Extracted information:

========================================

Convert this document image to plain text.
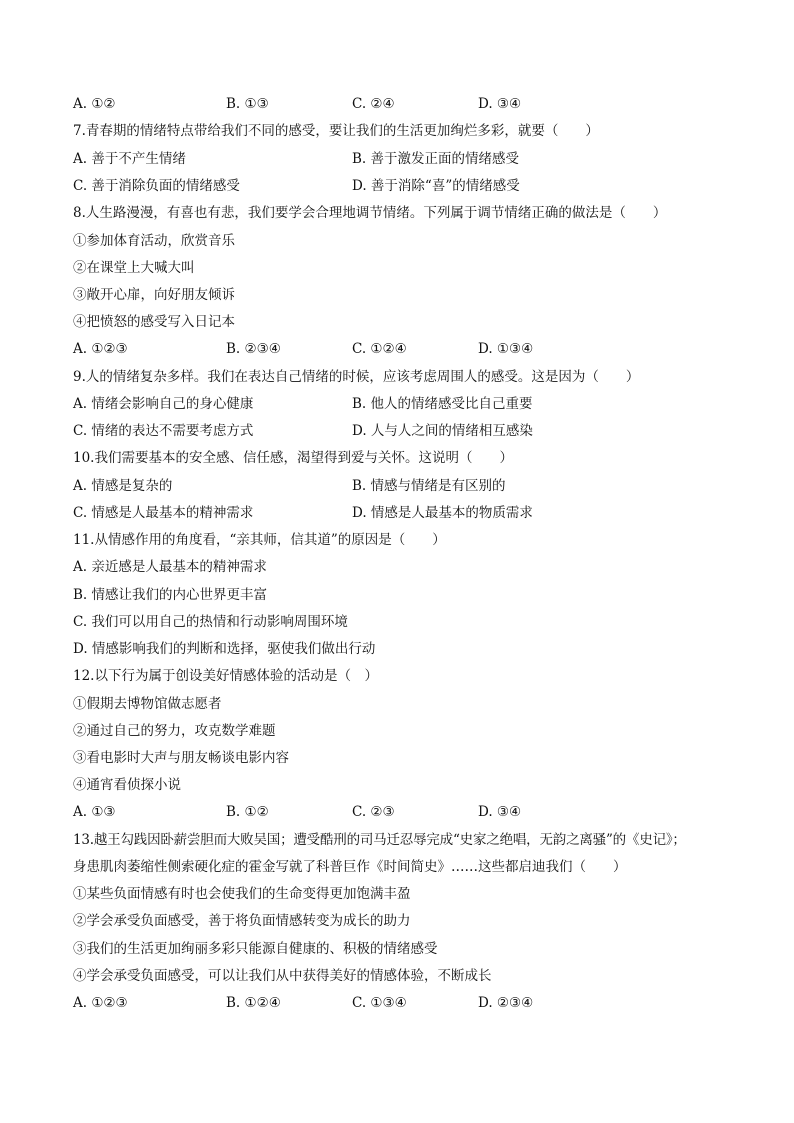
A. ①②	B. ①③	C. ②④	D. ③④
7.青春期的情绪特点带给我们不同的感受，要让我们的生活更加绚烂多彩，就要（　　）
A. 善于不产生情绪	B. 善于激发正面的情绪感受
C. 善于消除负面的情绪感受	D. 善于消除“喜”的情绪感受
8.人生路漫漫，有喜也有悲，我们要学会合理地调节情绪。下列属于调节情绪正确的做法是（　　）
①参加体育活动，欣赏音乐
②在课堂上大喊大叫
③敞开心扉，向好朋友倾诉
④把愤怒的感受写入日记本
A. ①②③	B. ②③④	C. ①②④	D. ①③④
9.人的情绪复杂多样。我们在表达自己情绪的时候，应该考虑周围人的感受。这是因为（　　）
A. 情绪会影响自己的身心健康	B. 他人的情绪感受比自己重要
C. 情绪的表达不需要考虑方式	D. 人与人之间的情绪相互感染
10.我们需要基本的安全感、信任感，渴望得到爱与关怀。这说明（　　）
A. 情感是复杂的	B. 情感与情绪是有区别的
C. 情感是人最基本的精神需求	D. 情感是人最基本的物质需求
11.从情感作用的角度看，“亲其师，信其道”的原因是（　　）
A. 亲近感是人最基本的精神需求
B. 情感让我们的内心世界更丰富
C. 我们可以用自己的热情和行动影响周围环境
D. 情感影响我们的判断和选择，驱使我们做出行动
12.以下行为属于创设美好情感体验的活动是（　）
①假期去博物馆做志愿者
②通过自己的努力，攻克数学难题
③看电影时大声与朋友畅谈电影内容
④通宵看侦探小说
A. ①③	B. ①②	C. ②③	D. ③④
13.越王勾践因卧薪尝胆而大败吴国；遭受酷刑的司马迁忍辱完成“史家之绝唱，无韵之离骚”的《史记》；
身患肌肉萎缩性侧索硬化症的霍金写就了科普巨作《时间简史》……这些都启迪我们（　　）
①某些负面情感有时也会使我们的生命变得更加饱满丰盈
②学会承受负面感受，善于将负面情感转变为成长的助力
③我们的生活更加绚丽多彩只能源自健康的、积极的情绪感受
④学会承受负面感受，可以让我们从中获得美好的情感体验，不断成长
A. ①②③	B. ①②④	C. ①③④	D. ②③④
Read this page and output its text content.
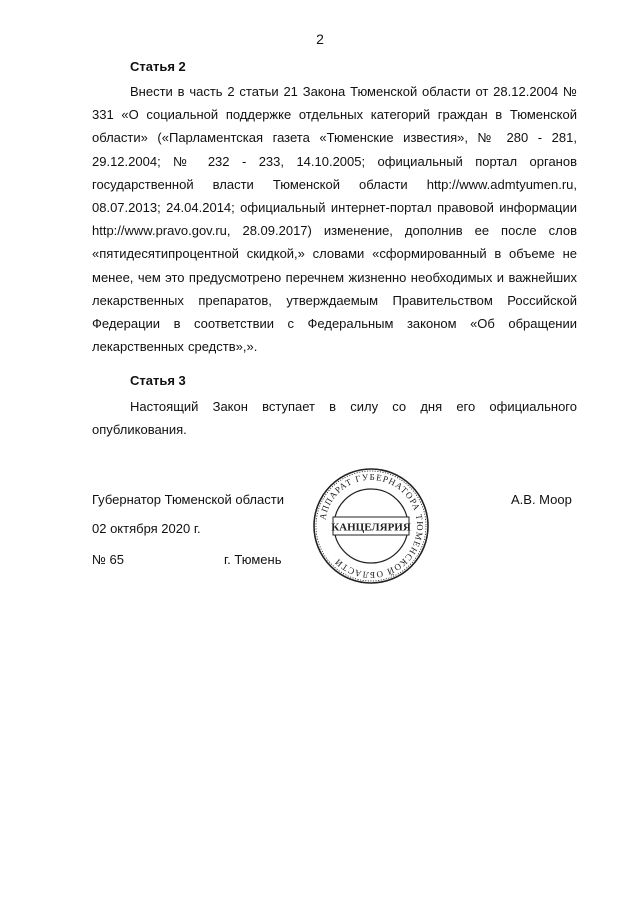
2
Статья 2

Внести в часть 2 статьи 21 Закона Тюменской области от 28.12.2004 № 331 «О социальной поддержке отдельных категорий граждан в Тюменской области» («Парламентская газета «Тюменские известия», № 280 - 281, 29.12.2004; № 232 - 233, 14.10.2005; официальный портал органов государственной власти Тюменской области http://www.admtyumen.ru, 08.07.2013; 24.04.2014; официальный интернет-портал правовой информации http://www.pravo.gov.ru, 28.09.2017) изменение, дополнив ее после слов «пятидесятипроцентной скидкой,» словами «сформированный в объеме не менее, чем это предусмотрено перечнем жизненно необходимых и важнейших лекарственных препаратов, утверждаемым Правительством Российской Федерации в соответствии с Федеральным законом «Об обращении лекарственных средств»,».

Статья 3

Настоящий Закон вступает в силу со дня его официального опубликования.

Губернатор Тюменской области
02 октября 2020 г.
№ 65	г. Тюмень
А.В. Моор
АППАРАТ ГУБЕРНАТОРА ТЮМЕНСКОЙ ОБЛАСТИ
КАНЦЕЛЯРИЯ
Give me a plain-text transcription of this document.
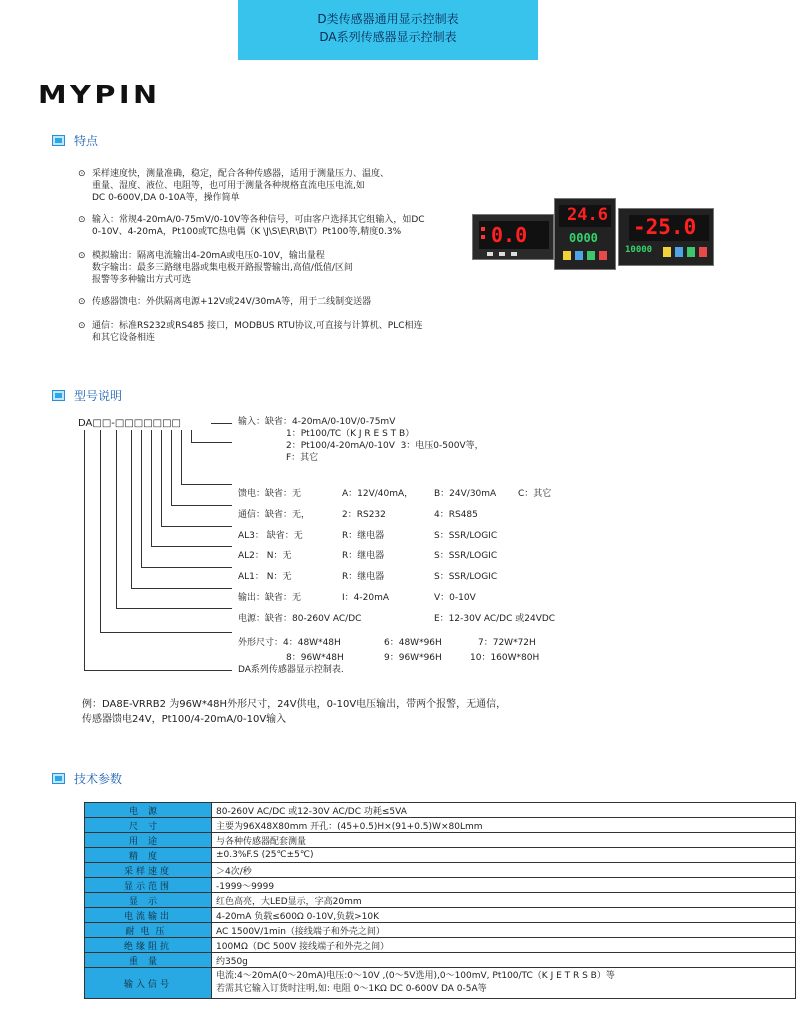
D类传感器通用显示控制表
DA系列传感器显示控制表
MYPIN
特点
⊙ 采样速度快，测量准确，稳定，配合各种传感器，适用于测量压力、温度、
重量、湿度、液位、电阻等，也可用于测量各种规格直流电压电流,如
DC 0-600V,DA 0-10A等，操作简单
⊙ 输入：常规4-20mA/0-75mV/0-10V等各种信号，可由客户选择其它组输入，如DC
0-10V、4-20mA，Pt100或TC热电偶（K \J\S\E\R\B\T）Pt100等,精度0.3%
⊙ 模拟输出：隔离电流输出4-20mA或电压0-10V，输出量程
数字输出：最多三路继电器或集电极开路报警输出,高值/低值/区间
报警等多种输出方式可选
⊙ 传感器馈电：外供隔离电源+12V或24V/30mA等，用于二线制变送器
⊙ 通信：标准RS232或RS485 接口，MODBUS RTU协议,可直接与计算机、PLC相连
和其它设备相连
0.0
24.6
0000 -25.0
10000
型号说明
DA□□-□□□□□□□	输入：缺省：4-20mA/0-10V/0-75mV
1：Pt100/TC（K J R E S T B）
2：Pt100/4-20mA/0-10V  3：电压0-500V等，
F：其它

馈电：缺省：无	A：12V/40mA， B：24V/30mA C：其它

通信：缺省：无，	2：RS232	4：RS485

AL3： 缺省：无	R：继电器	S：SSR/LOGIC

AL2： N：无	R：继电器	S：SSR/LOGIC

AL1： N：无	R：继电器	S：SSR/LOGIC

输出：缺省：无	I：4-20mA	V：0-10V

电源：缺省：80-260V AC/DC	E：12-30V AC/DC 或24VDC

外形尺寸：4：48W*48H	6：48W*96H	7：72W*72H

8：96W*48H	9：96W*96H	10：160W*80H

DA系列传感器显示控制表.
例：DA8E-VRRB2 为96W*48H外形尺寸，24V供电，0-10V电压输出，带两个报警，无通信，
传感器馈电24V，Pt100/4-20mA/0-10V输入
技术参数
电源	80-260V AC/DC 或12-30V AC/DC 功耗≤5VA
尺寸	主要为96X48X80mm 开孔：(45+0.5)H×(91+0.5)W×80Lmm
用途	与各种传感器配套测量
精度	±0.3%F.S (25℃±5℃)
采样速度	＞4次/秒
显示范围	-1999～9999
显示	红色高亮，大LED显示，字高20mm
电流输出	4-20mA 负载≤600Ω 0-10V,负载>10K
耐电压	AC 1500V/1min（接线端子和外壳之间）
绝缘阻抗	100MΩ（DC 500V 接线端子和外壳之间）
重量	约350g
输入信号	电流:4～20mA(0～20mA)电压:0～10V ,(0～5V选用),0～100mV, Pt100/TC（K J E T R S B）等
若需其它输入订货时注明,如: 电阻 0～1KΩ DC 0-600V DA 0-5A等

========================================

Goal:
Of the lines in the records, determine how many contain the word "接线端子和外壳之间", and report that number alone.

Task response:
2